-------- MATERIALS PROVIDED
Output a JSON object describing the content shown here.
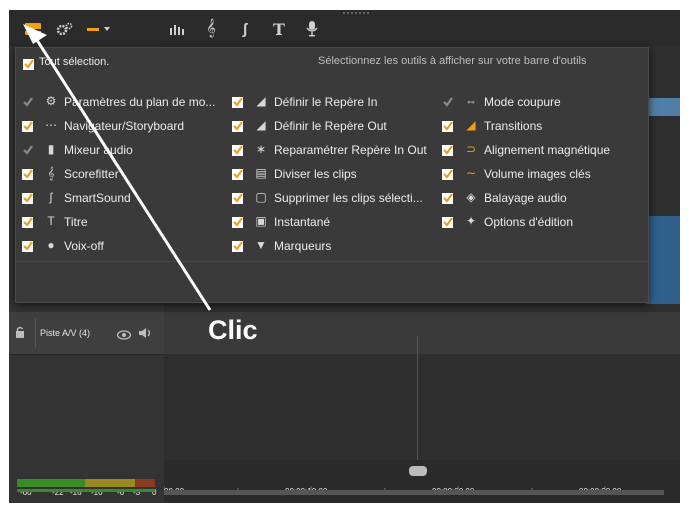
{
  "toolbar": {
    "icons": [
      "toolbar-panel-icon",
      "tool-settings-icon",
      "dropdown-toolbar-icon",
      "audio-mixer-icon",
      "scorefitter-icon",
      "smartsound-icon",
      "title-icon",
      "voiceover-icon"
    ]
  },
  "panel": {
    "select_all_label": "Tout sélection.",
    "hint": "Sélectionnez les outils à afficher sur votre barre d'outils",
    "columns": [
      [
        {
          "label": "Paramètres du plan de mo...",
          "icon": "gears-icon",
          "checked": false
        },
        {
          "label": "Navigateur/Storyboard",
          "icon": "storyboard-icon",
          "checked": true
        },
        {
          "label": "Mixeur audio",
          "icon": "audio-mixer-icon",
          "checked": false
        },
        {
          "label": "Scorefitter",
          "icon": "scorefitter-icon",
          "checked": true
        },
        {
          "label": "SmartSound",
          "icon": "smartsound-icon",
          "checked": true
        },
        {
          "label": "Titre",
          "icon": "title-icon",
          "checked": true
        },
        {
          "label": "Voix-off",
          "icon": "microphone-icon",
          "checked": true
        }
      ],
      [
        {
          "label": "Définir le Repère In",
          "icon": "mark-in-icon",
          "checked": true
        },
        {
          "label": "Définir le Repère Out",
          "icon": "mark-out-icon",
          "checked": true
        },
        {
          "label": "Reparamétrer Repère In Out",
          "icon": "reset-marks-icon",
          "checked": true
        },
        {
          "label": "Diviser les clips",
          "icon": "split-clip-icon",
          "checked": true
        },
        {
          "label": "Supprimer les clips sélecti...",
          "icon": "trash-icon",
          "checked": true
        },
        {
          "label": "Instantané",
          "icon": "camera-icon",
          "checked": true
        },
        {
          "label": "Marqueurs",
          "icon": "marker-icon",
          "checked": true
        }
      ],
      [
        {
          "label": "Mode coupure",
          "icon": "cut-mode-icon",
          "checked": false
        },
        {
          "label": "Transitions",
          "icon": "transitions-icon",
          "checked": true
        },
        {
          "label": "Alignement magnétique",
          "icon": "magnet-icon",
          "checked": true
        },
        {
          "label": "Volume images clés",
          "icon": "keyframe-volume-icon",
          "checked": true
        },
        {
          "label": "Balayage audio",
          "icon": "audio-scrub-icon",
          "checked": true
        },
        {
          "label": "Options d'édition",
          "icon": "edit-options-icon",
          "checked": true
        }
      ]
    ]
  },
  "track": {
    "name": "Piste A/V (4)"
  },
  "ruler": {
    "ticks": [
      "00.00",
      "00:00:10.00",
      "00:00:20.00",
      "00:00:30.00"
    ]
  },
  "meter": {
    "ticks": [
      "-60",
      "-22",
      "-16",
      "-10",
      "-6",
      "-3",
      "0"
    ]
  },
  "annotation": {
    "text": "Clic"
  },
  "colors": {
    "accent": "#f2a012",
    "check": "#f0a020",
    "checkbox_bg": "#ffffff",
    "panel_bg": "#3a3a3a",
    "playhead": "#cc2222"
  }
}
----------------
-------- MATERIALS PROVIDED
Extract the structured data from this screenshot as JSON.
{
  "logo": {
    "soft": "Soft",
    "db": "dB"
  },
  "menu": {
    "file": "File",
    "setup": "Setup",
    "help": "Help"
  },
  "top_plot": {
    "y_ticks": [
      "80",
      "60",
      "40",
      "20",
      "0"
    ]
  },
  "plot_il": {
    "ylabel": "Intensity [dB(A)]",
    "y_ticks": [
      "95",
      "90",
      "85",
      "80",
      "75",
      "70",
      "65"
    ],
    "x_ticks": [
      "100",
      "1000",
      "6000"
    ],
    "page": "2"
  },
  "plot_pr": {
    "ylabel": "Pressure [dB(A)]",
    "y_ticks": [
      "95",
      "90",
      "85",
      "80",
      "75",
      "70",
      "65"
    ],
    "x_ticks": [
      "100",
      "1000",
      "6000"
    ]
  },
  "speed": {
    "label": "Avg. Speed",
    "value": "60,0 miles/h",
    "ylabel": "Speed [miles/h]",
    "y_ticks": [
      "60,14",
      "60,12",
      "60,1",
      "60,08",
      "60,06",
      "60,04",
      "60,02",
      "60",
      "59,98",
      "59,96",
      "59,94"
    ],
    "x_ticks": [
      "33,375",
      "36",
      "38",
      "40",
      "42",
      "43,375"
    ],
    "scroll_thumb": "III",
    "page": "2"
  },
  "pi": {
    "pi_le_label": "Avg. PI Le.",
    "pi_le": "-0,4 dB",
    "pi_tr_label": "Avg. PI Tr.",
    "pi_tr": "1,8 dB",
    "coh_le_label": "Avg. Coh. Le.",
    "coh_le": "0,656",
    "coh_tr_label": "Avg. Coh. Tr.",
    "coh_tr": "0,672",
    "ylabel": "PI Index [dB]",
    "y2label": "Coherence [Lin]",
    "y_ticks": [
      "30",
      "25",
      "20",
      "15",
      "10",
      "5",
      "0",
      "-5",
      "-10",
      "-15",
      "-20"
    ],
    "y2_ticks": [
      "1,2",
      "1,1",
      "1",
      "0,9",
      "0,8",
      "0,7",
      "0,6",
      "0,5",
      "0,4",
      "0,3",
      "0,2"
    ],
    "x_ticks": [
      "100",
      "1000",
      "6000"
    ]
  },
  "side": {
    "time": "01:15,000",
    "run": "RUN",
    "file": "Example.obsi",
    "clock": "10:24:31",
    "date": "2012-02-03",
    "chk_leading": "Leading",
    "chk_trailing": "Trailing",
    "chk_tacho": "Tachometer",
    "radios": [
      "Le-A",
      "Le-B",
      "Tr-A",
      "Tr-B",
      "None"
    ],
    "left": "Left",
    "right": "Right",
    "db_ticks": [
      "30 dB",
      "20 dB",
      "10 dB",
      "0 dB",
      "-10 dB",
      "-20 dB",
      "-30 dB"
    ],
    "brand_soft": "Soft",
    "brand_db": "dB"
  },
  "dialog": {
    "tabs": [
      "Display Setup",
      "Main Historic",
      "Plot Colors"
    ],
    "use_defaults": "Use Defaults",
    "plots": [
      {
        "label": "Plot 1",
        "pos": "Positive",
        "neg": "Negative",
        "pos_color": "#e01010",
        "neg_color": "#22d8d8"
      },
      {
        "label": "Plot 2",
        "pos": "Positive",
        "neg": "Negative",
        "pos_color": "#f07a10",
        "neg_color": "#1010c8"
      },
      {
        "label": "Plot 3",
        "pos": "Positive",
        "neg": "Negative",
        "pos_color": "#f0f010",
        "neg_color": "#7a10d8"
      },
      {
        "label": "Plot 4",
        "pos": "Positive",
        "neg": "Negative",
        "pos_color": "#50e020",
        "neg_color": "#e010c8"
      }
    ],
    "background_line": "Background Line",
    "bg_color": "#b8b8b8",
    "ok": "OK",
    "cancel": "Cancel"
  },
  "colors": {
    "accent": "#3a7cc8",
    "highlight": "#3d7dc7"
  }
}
----------------
◆ **WRITTEN EXERCISE**
Only a number is expected here: the count of lines in the listing that hold the string "mixer".

◆ **OUTPUT**
2